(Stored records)
——
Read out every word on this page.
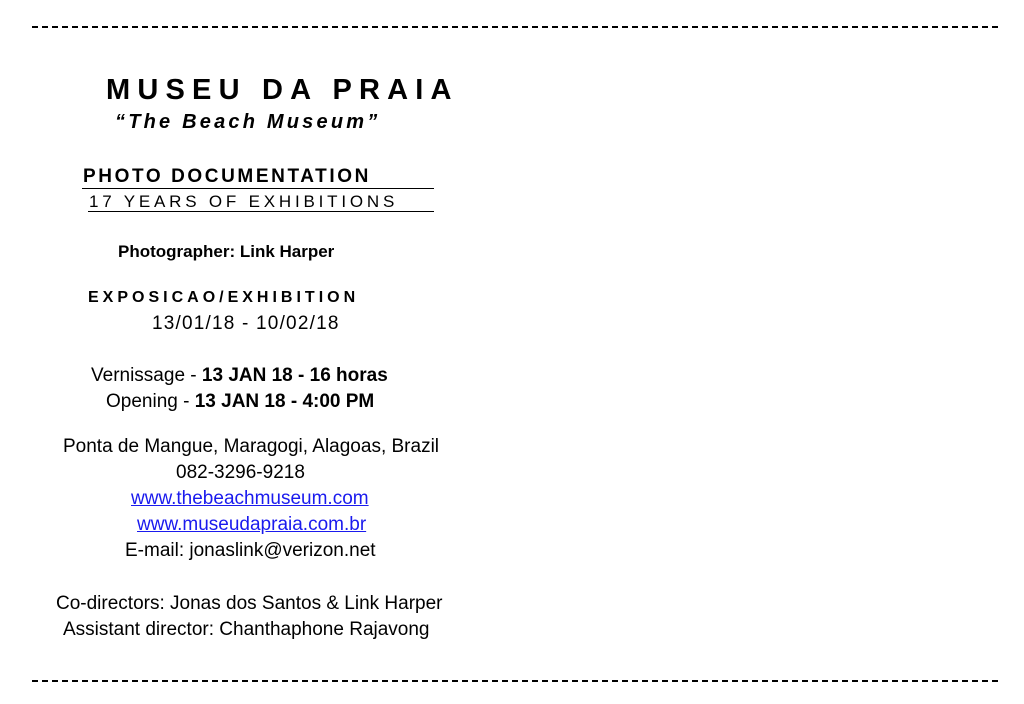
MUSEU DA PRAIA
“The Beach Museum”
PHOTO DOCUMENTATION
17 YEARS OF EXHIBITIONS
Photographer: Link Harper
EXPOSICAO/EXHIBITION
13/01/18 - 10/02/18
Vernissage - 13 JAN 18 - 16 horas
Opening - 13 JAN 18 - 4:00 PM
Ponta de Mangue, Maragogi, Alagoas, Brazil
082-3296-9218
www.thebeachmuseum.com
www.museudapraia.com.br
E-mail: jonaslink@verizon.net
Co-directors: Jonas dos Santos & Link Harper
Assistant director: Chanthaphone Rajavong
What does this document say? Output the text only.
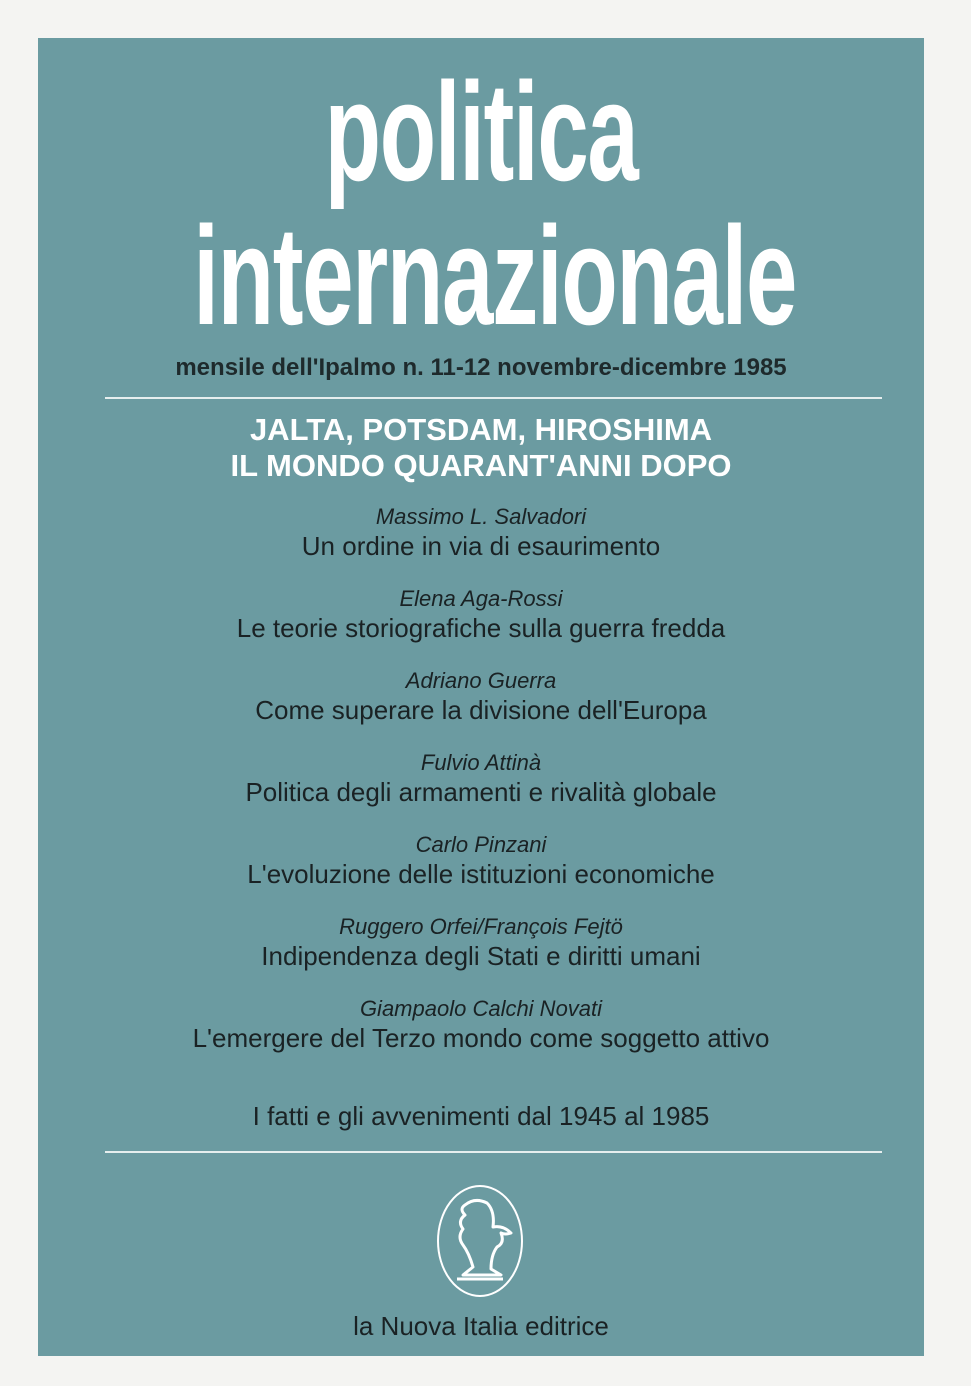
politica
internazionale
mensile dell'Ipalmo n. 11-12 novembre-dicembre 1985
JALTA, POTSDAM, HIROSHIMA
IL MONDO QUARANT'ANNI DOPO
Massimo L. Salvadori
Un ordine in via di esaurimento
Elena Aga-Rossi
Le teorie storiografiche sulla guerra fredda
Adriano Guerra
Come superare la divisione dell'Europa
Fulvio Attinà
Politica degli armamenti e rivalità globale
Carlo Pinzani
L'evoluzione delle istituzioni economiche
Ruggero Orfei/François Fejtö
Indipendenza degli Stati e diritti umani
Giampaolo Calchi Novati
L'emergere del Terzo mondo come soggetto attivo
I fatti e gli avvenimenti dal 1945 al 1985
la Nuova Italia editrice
——
What you should do >>
Extract every line of the data exactly; pictures stay out.

Solution for this exercise >>
Read out every word on this page.
MUSEU DA PRAIA
“The Beach Museum”
PHOTO DOCUMENTATION
17 YEARS OF EXHIBITIONS
Photographer: Link Harper
EXPOSICAO/EXHIBITION
13/01/18 - 10/02/18
Vernissage - 13 JAN 18 - 16 horas
Opening - 13 JAN 18 - 4:00 PM
Ponta de Mangue, Maragogi, Alagoas, Brazil
082-3296-9218
www.thebeachmuseum.com
www.museudapraia.com.br
E-mail: jonaslink@verizon.net
Co-directors: Jonas dos Santos & Link Harper
Assistant director: Chanthaphone Rajavong
What does this document say? Output the text only.
politica
internazionale
mensile dell'Ipalmo n. 11-12 novembre-dicembre 1985
JALTA, POTSDAM, HIROSHIMA
IL MONDO QUARANT'ANNI DOPO
Massimo L. Salvadori
Un ordine in via di esaurimento
Elena Aga-Rossi
Le teorie storiografiche sulla guerra fredda
Adriano Guerra
Come superare la divisione dell'Europa
Fulvio Attinà
Politica degli armamenti e rivalità globale
Carlo Pinzani
L'evoluzione delle istituzioni economiche
Ruggero Orfei/François Fejtö
Indipendenza degli Stati e diritti umani
Giampaolo Calchi Novati
L'emergere del Terzo mondo come soggetto attivo
I fatti e gli avvenimenti dal 1945 al 1985
la Nuova Italia editrice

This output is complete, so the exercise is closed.